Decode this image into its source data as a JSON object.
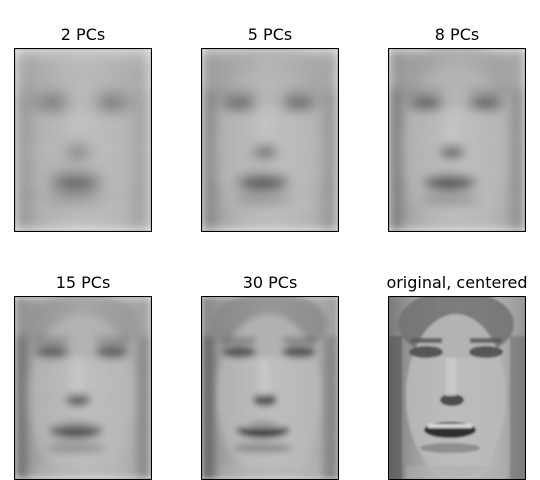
{
  "chart_data": {
    "type": "image-grid",
    "colormap": "gray",
    "axes_ticks": false,
    "panels": [
      {
        "title": "2 PCs",
        "n_components": 2
      },
      {
        "title": "5 PCs",
        "n_components": 5
      },
      {
        "title": "8 PCs",
        "n_components": 8
      },
      {
        "title": "15 PCs",
        "n_components": 15
      },
      {
        "title": "30 PCs",
        "n_components": 30
      },
      {
        "title": "original, centered",
        "n_components": null
      }
    ]
  }
}
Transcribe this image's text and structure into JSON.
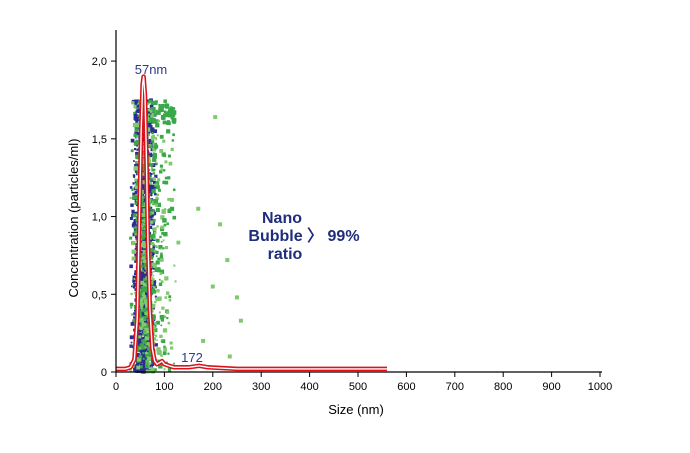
{
  "chart_data": {
    "type": "scatter",
    "xlabel": "Size (nm)",
    "ylabel": "Concentration (particles/ml)",
    "xlim": [
      0,
      1000
    ],
    "ylim": [
      0,
      2.2
    ],
    "x_ticks": [
      {
        "value": 0,
        "label": "0"
      },
      {
        "value": 100,
        "label": "100"
      },
      {
        "value": 200,
        "label": "200"
      },
      {
        "value": 300,
        "label": "300"
      },
      {
        "value": 400,
        "label": "400"
      },
      {
        "value": 500,
        "label": "500"
      },
      {
        "value": 600,
        "label": "600"
      },
      {
        "value": 700,
        "label": "700"
      },
      {
        "value": 800,
        "label": "800"
      },
      {
        "value": 900,
        "label": "900"
      },
      {
        "value": 1000,
        "label": "1000"
      }
    ],
    "y_ticks": [
      {
        "value": 0,
        "label": "0"
      },
      {
        "value": 0.5,
        "label": "0,5"
      },
      {
        "value": 1.0,
        "label": "1,0"
      },
      {
        "value": 1.5,
        "label": "1,5"
      },
      {
        "value": 2.0,
        "label": "2,0"
      }
    ],
    "series": [
      {
        "name": "size distribution",
        "kind": "line",
        "x": [
          0,
          20,
          30,
          38,
          44,
          48,
          52,
          55,
          57,
          60,
          63,
          66,
          70,
          75,
          80,
          85,
          90,
          95,
          100,
          110,
          120,
          130,
          150,
          172,
          190,
          250,
          350,
          450,
          560
        ],
        "y": [
          0.02,
          0.02,
          0.03,
          0.08,
          0.35,
          0.95,
          1.55,
          1.85,
          1.9,
          1.78,
          1.35,
          0.85,
          0.4,
          0.15,
          0.07,
          0.05,
          0.06,
          0.07,
          0.05,
          0.04,
          0.03,
          0.03,
          0.03,
          0.04,
          0.03,
          0.02,
          0.02,
          0.02,
          0.02
        ]
      },
      {
        "name": "particle tracks (dark blue)",
        "kind": "points",
        "x_range": [
          15,
          160
        ],
        "y_range": [
          0.0,
          1.75
        ]
      },
      {
        "name": "particle tracks (green)",
        "kind": "points",
        "x_range": [
          15,
          270
        ],
        "y_range": [
          0.0,
          1.75
        ]
      }
    ],
    "annotations": [
      {
        "text": "57nm",
        "x": 57,
        "y": 1.9
      },
      {
        "text": "172",
        "x": 172,
        "y": 0.05
      }
    ],
    "colors": {
      "blue": "#2a2f8c",
      "green": "#3aa84a",
      "light_green": "#7fc96e",
      "curve": "#d9141b",
      "text": "#1f2d7a"
    }
  },
  "annotation_text": {
    "line1": "Nano",
    "line2": "Bubble 〉 99%",
    "line3": "ratio"
  }
}
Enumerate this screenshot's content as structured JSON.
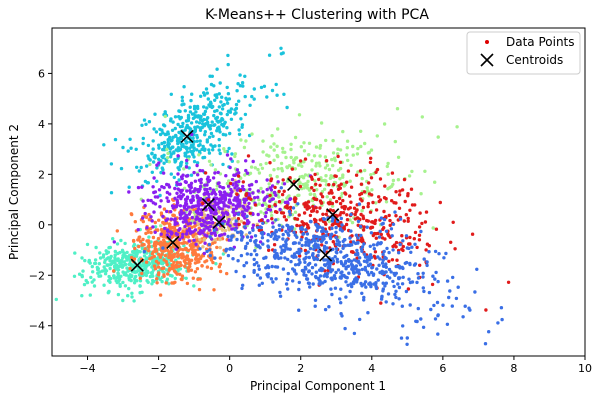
{
  "chart_data": {
    "type": "scatter",
    "title": "K-Means++ Clustering with PCA",
    "xlabel": "Principal Component 1",
    "ylabel": "Principal Component 2",
    "xlim": [
      -5,
      10
    ],
    "ylim": [
      -5.2,
      7.8
    ],
    "x_ticks": [
      -4,
      -2,
      0,
      2,
      4,
      6,
      8,
      10
    ],
    "y_ticks": [
      -4,
      -2,
      0,
      2,
      4,
      6
    ],
    "grid": false,
    "legend": {
      "placement": "top-right",
      "entries": [
        {
          "label": "Data Points",
          "marker": "dot",
          "color": "#dd0000"
        },
        {
          "label": "Centroids",
          "marker": "x",
          "color": "#000000"
        }
      ]
    },
    "clusters": [
      {
        "color": "#1ac3dc",
        "centroid": [
          -1.2,
          3.5
        ]
      },
      {
        "color": "#a6f28e",
        "centroid": [
          1.8,
          1.6
        ]
      },
      {
        "color": "#e11b1b",
        "centroid": [
          2.9,
          0.4
        ]
      },
      {
        "color": "#8a1ff0",
        "centroid": [
          -0.6,
          0.8
        ]
      },
      {
        "color": "#e8c07d",
        "centroid": [
          -0.3,
          0.1
        ]
      },
      {
        "color": "#ff7a3d",
        "centroid": [
          -1.6,
          -0.7
        ]
      },
      {
        "color": "#4ff0c6",
        "centroid": [
          -2.6,
          -1.6
        ]
      },
      {
        "color": "#3a6fe6",
        "centroid": [
          2.7,
          -1.2
        ]
      }
    ]
  }
}
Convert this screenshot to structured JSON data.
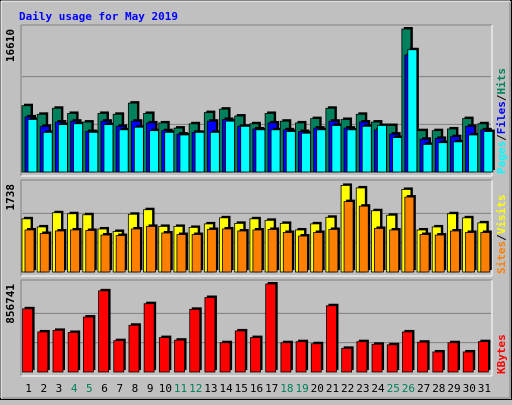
{
  "chart_data": {
    "type": "bar",
    "title": "Daily usage for May 2019",
    "days": [
      "1",
      "2",
      "3",
      "4",
      "5",
      "6",
      "7",
      "8",
      "9",
      "10",
      "11",
      "12",
      "13",
      "14",
      "15",
      "16",
      "17",
      "18",
      "19",
      "20",
      "21",
      "22",
      "23",
      "24",
      "25",
      "26",
      "27",
      "28",
      "29",
      "30",
      "31"
    ],
    "weekend_days": [
      "4",
      "5",
      "11",
      "12",
      "18",
      "19",
      "25",
      "26"
    ],
    "colors": {
      "hits": "#00805c",
      "files": "#0000ff",
      "pages": "#00ffff",
      "visits": "#ffff00",
      "sites": "#ff8000",
      "kbytes": "#ff0000",
      "weekend_label": "#00805c",
      "weekday_label": "#000000",
      "title": "#0000ff",
      "grid": "#808080",
      "panel_bg": "#c0c0c0"
    },
    "panels": [
      {
        "id": "hits",
        "max_label": "16610",
        "ymax": 16610,
        "legend": [
          {
            "text": "Hits",
            "color": "#00805c"
          },
          {
            "text": "/",
            "color": "#000000"
          },
          {
            "text": "Files",
            "color": "#0000ff"
          },
          {
            "text": "/",
            "color": "#000000"
          },
          {
            "text": "Pages",
            "color": "#00ffff"
          }
        ],
        "series": [
          {
            "name": "Hits",
            "color": "#00805c",
            "values": [
              7700,
              6700,
              7400,
              6800,
              5800,
              6800,
              6700,
              8000,
              6800,
              5700,
              5100,
              5600,
              6900,
              7300,
              6500,
              5600,
              6800,
              5900,
              5700,
              6200,
              7400,
              6100,
              6700,
              5800,
              5400,
              16610,
              4800,
              4800,
              5000,
              6200,
              5600
            ]
          },
          {
            "name": "Files",
            "color": "#0000ff",
            "values": [
              6400,
              5300,
              5800,
              5900,
              4700,
              5900,
              5300,
              5900,
              5700,
              4800,
              4400,
              4600,
              5900,
              6100,
              5300,
              5000,
              5700,
              4900,
              4700,
              5100,
              5900,
              5100,
              5800,
              4900,
              4400,
              13600,
              3800,
              3900,
              4100,
              5300,
              4900
            ]
          },
          {
            "name": "Pages",
            "color": "#00ffff",
            "values": [
              6100,
              4600,
              5500,
              5600,
              4600,
              5500,
              4900,
              5200,
              4800,
              4600,
              4300,
              4600,
              4600,
              5900,
              5300,
              4900,
              4900,
              4700,
              4500,
              4900,
              5400,
              4900,
              5300,
              5400,
              4000,
              14200,
              3200,
              3400,
              3500,
              4300,
              4700
            ]
          }
        ]
      },
      {
        "id": "visits",
        "max_label": "1738",
        "ymax": 1738,
        "legend": [
          {
            "text": "Visits",
            "color": "#ffff00"
          },
          {
            "text": "/",
            "color": "#000000"
          },
          {
            "text": "Sites",
            "color": "#ff8000"
          }
        ],
        "series": [
          {
            "name": "Visits",
            "color": "#ffff00",
            "values": [
              1050,
              890,
              1170,
              1150,
              1130,
              850,
              800,
              1140,
              1230,
              900,
              900,
              880,
              950,
              1070,
              960,
              1050,
              1020,
              960,
              830,
              950,
              1080,
              1710,
              1660,
              1210,
              1120,
              1630,
              830,
              890,
              1150,
              1070,
              970
            ]
          },
          {
            "name": "Sites",
            "color": "#ff8000",
            "values": [
              830,
              760,
              810,
              830,
              820,
              730,
              720,
              850,
              900,
              770,
              740,
              740,
              840,
              850,
              810,
              830,
              840,
              780,
              710,
              780,
              840,
              1390,
              1300,
              860,
              830,
              1480,
              740,
              730,
              810,
              780,
              780
            ]
          }
        ]
      },
      {
        "id": "kbytes",
        "max_label": "856741",
        "ymax": 856741,
        "legend": [
          {
            "text": "KBytes",
            "color": "#ff0000"
          }
        ],
        "series": [
          {
            "name": "KBytes",
            "color": "#ff0000",
            "values": [
              615000,
              390000,
              405000,
              385000,
              535000,
              790000,
              305000,
              455000,
              665000,
              335000,
              310000,
              610000,
              725000,
              285000,
              400000,
              335000,
              856741,
              285000,
              295000,
              275000,
              645000,
              230000,
              295000,
              270000,
              265000,
              390000,
              290000,
              195000,
              285000,
              195000,
              295000
            ]
          }
        ]
      }
    ]
  }
}
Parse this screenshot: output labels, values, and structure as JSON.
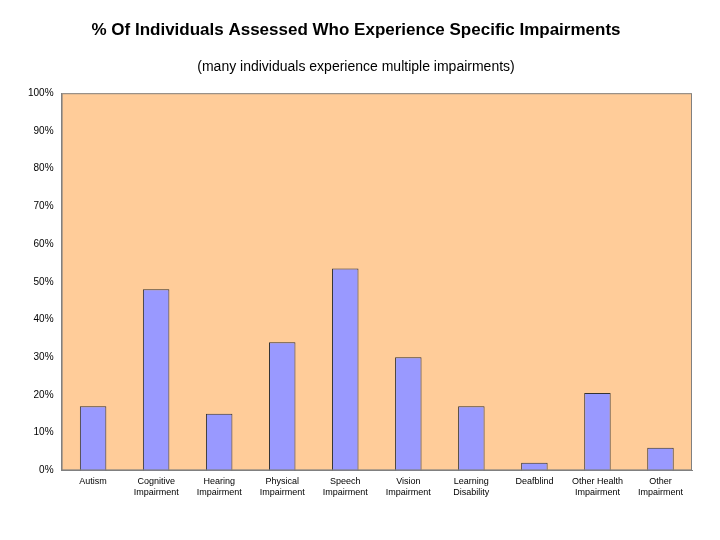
{
  "chart_data": {
    "type": "bar",
    "title": "% Of Individuals Assessed Who Experience Specific Impairments",
    "subtitle": "(many individuals experience multiple impairments)",
    "categories": [
      "Autism",
      "Cognitive Impairment",
      "Hearing Impairment",
      "Physical Impairment",
      "Speech Impairment",
      "Vision Impairment",
      "Learning Disability",
      "Deafblind",
      "Other Health Impairment",
      "Other Impairment"
    ],
    "values": [
      17,
      48,
      15,
      34,
      53.5,
      30,
      17,
      2,
      20.5,
      6
    ],
    "color": "#9999ff",
    "ylim": [
      0,
      100
    ],
    "yticks": [
      {
        "value": 0,
        "label": "0%"
      },
      {
        "value": 10,
        "label": "10%"
      },
      {
        "value": 20,
        "label": "20%"
      },
      {
        "value": 30,
        "label": "30%"
      },
      {
        "value": 40,
        "label": "40%"
      },
      {
        "value": 50,
        "label": "50%"
      },
      {
        "value": 60,
        "label": "60%"
      },
      {
        "value": 70,
        "label": "70%"
      },
      {
        "value": 80,
        "label": "80%"
      },
      {
        "value": 90,
        "label": "90%"
      },
      {
        "value": 100,
        "label": "100%"
      }
    ],
    "grid": false
  }
}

| Directions |
Search the data above for the word "name", then gather each line in which it appears.

| Reply to the exercise |
        "name": "size distribution",
        "name": "particle tracks (dark blue)",
        "name": "particle tracks (green)",
            "name": "Hits",
            "name": "Files",
            "name": "Pages",
            "name": "Visits",
            "name": "Sites",
            "name": "KBytes",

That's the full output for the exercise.